Records that describe figures
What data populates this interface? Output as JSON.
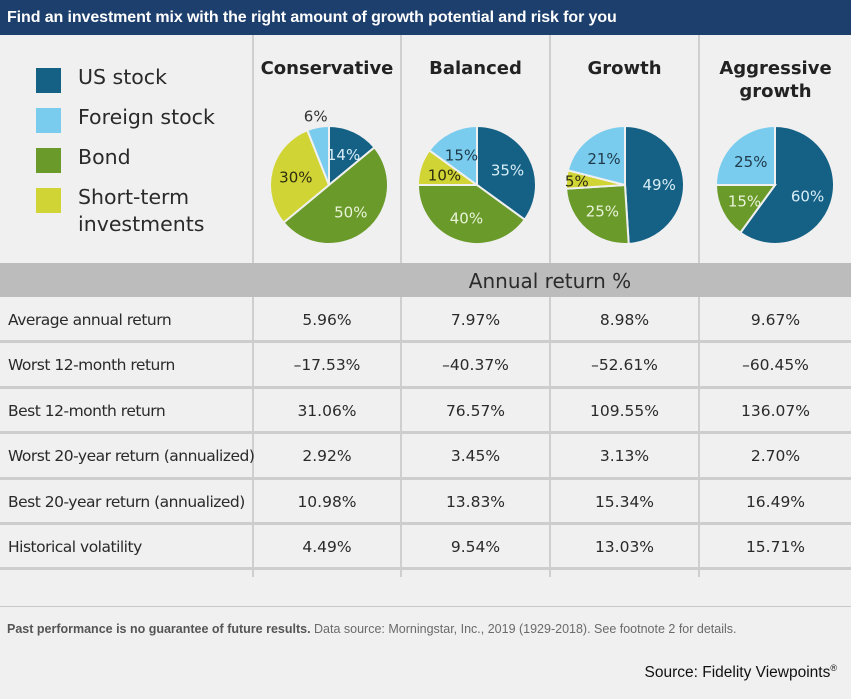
{
  "title": "Find an investment mix with the right amount of growth potential and risk for you",
  "colors": {
    "title_bg": "#1d3f6d",
    "us_stock": "#146185",
    "foreign_stock": "#79ccee",
    "bond": "#6a9a2a",
    "short_term": "#d1d435",
    "band": "#bcbcbc"
  },
  "legend": [
    {
      "label": "US stock",
      "key": "us_stock"
    },
    {
      "label": "Foreign stock",
      "key": "foreign_stock"
    },
    {
      "label": "Bond",
      "key": "bond"
    },
    {
      "label": "Short-term",
      "label2": "investments",
      "key": "short_term"
    }
  ],
  "columns": [
    {
      "title": "Conservative",
      "title2": ""
    },
    {
      "title": "Balanced",
      "title2": ""
    },
    {
      "title": "Growth",
      "title2": ""
    },
    {
      "title": "Aggressive",
      "title2": "growth"
    }
  ],
  "band_label": "Annual return %",
  "rows": [
    {
      "label": "Average annual return",
      "values": [
        "5.96%",
        "7.97%",
        "8.98%",
        "9.67%"
      ]
    },
    {
      "label": "Worst 12-month return",
      "values": [
        "–17.53%",
        "–40.37%",
        "–52.61%",
        "–60.45%"
      ]
    },
    {
      "label": "Best 12-month return",
      "values": [
        "31.06%",
        "76.57%",
        "109.55%",
        "136.07%"
      ]
    },
    {
      "label": "Worst 20-year return (annualized)",
      "values": [
        "2.92%",
        "3.45%",
        "3.13%",
        "2.70%"
      ]
    },
    {
      "label": "Best 20-year return (annualized)",
      "values": [
        "10.98%",
        "13.83%",
        "15.34%",
        "16.49%"
      ]
    },
    {
      "label": "Historical volatility",
      "values": [
        "4.49%",
        "9.54%",
        "13.03%",
        "15.71%"
      ]
    }
  ],
  "footnote_bold": "Past performance is no guarantee of future results.",
  "footnote_rest": " Data source: Morningstar, Inc., 2019 (1929-2018). See footnote 2 for details.",
  "source": "Source:  Fidelity Viewpoints",
  "source_mark": "®",
  "chart_data": {
    "type": "pie",
    "title": "Find an investment mix with the right amount of growth potential and risk for you",
    "legend": [
      "US stock",
      "Foreign stock",
      "Bond",
      "Short-term investments"
    ],
    "legend_position": "left",
    "pies": [
      {
        "name": "Conservative",
        "slices": [
          {
            "category": "US stock",
            "value": 14,
            "label": "14%"
          },
          {
            "category": "Bond",
            "value": 50,
            "label": "50%"
          },
          {
            "category": "Short-term investments",
            "value": 30,
            "label": "30%"
          },
          {
            "category": "Foreign stock",
            "value": 6,
            "label": "6%"
          }
        ]
      },
      {
        "name": "Balanced",
        "slices": [
          {
            "category": "US stock",
            "value": 35,
            "label": "35%"
          },
          {
            "category": "Bond",
            "value": 40,
            "label": "40%"
          },
          {
            "category": "Short-term investments",
            "value": 10,
            "label": "10%"
          },
          {
            "category": "Foreign stock",
            "value": 15,
            "label": "15%"
          }
        ]
      },
      {
        "name": "Growth",
        "slices": [
          {
            "category": "US stock",
            "value": 49,
            "label": "49%"
          },
          {
            "category": "Bond",
            "value": 25,
            "label": "25%"
          },
          {
            "category": "Short-term investments",
            "value": 5,
            "label": "5%"
          },
          {
            "category": "Foreign stock",
            "value": 21,
            "label": "21%"
          }
        ]
      },
      {
        "name": "Aggressive growth",
        "slices": [
          {
            "category": "US stock",
            "value": 60,
            "label": "60%"
          },
          {
            "category": "Bond",
            "value": 15,
            "label": "15%"
          },
          {
            "category": "Short-term investments",
            "value": 0,
            "label": ""
          },
          {
            "category": "Foreign stock",
            "value": 25,
            "label": "25%"
          }
        ]
      }
    ],
    "table": {
      "header": "Annual return %",
      "columns": [
        "Conservative",
        "Balanced",
        "Growth",
        "Aggressive growth"
      ],
      "rows": [
        {
          "label": "Average annual return",
          "values": [
            5.96,
            7.97,
            8.98,
            9.67
          ]
        },
        {
          "label": "Worst 12-month return",
          "values": [
            -17.53,
            -40.37,
            -52.61,
            -60.45
          ]
        },
        {
          "label": "Best 12-month return",
          "values": [
            31.06,
            76.57,
            109.55,
            136.07
          ]
        },
        {
          "label": "Worst 20-year return (annualized)",
          "values": [
            2.92,
            3.45,
            3.13,
            2.7
          ]
        },
        {
          "label": "Best 20-year return (annualized)",
          "values": [
            10.98,
            13.83,
            15.34,
            16.49
          ]
        },
        {
          "label": "Historical volatility",
          "values": [
            4.49,
            9.54,
            13.03,
            15.71
          ]
        }
      ]
    }
  }
}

**What is required**: Your task is to return the entries above exactly, with no pictures.

**Finished exercise**:
What data populates this interface? Output as JSON.
{
  "title": "Find an investment mix with the right amount of growth potential and risk for you",
  "colors": {
    "title_bg": "#1d3f6d",
    "us_stock": "#146185",
    "foreign_stock": "#79ccee",
    "bond": "#6a9a2a",
    "short_term": "#d1d435",
    "band": "#bcbcbc"
  },
  "legend": [
    {
      "label": "US stock",
      "key": "us_stock"
    },
    {
      "label": "Foreign stock",
      "key": "foreign_stock"
    },
    {
      "label": "Bond",
      "key": "bond"
    },
    {
      "label": "Short-term",
      "label2": "investments",
      "key": "short_term"
    }
  ],
  "columns": [
    {
      "title": "Conservative",
      "title2": ""
    },
    {
      "title": "Balanced",
      "title2": ""
    },
    {
      "title": "Growth",
      "title2": ""
    },
    {
      "title": "Aggressive",
      "title2": "growth"
    }
  ],
  "band_label": "Annual return %",
  "rows": [
    {
      "label": "Average annual return",
      "values": [
        "5.96%",
        "7.97%",
        "8.98%",
        "9.67%"
      ]
    },
    {
      "label": "Worst 12-month return",
      "values": [
        "–17.53%",
        "–40.37%",
        "–52.61%",
        "–60.45%"
      ]
    },
    {
      "label": "Best 12-month return",
      "values": [
        "31.06%",
        "76.57%",
        "109.55%",
        "136.07%"
      ]
    },
    {
      "label": "Worst 20-year return (annualized)",
      "values": [
        "2.92%",
        "3.45%",
        "3.13%",
        "2.70%"
      ]
    },
    {
      "label": "Best 20-year return (annualized)",
      "values": [
        "10.98%",
        "13.83%",
        "15.34%",
        "16.49%"
      ]
    },
    {
      "label": "Historical volatility",
      "values": [
        "4.49%",
        "9.54%",
        "13.03%",
        "15.71%"
      ]
    }
  ],
  "footnote_bold": "Past performance is no guarantee of future results.",
  "footnote_rest": " Data source: Morningstar, Inc., 2019 (1929-2018). See footnote 2 for details.",
  "source": "Source:  Fidelity Viewpoints",
  "source_mark": "®",
  "chart_data": {
    "type": "pie",
    "title": "Find an investment mix with the right amount of growth potential and risk for you",
    "legend": [
      "US stock",
      "Foreign stock",
      "Bond",
      "Short-term investments"
    ],
    "legend_position": "left",
    "pies": [
      {
        "name": "Conservative",
        "slices": [
          {
            "category": "US stock",
            "value": 14,
            "label": "14%"
          },
          {
            "category": "Bond",
            "value": 50,
            "label": "50%"
          },
          {
            "category": "Short-term investments",
            "value": 30,
            "label": "30%"
          },
          {
            "category": "Foreign stock",
            "value": 6,
            "label": "6%"
          }
        ]
      },
      {
        "name": "Balanced",
        "slices": [
          {
            "category": "US stock",
            "value": 35,
            "label": "35%"
          },
          {
            "category": "Bond",
            "value": 40,
            "label": "40%"
          },
          {
            "category": "Short-term investments",
            "value": 10,
            "label": "10%"
          },
          {
            "category": "Foreign stock",
            "value": 15,
            "label": "15%"
          }
        ]
      },
      {
        "name": "Growth",
        "slices": [
          {
            "category": "US stock",
            "value": 49,
            "label": "49%"
          },
          {
            "category": "Bond",
            "value": 25,
            "label": "25%"
          },
          {
            "category": "Short-term investments",
            "value": 5,
            "label": "5%"
          },
          {
            "category": "Foreign stock",
            "value": 21,
            "label": "21%"
          }
        ]
      },
      {
        "name": "Aggressive growth",
        "slices": [
          {
            "category": "US stock",
            "value": 60,
            "label": "60%"
          },
          {
            "category": "Bond",
            "value": 15,
            "label": "15%"
          },
          {
            "category": "Short-term investments",
            "value": 0,
            "label": ""
          },
          {
            "category": "Foreign stock",
            "value": 25,
            "label": "25%"
          }
        ]
      }
    ],
    "table": {
      "header": "Annual return %",
      "columns": [
        "Conservative",
        "Balanced",
        "Growth",
        "Aggressive growth"
      ],
      "rows": [
        {
          "label": "Average annual return",
          "values": [
            5.96,
            7.97,
            8.98,
            9.67
          ]
        },
        {
          "label": "Worst 12-month return",
          "values": [
            -17.53,
            -40.37,
            -52.61,
            -60.45
          ]
        },
        {
          "label": "Best 12-month return",
          "values": [
            31.06,
            76.57,
            109.55,
            136.07
          ]
        },
        {
          "label": "Worst 20-year return (annualized)",
          "values": [
            2.92,
            3.45,
            3.13,
            2.7
          ]
        },
        {
          "label": "Best 20-year return (annualized)",
          "values": [
            10.98,
            13.83,
            15.34,
            16.49
          ]
        },
        {
          "label": "Historical volatility",
          "values": [
            4.49,
            9.54,
            13.03,
            15.71
          ]
        }
      ]
    }
  }
}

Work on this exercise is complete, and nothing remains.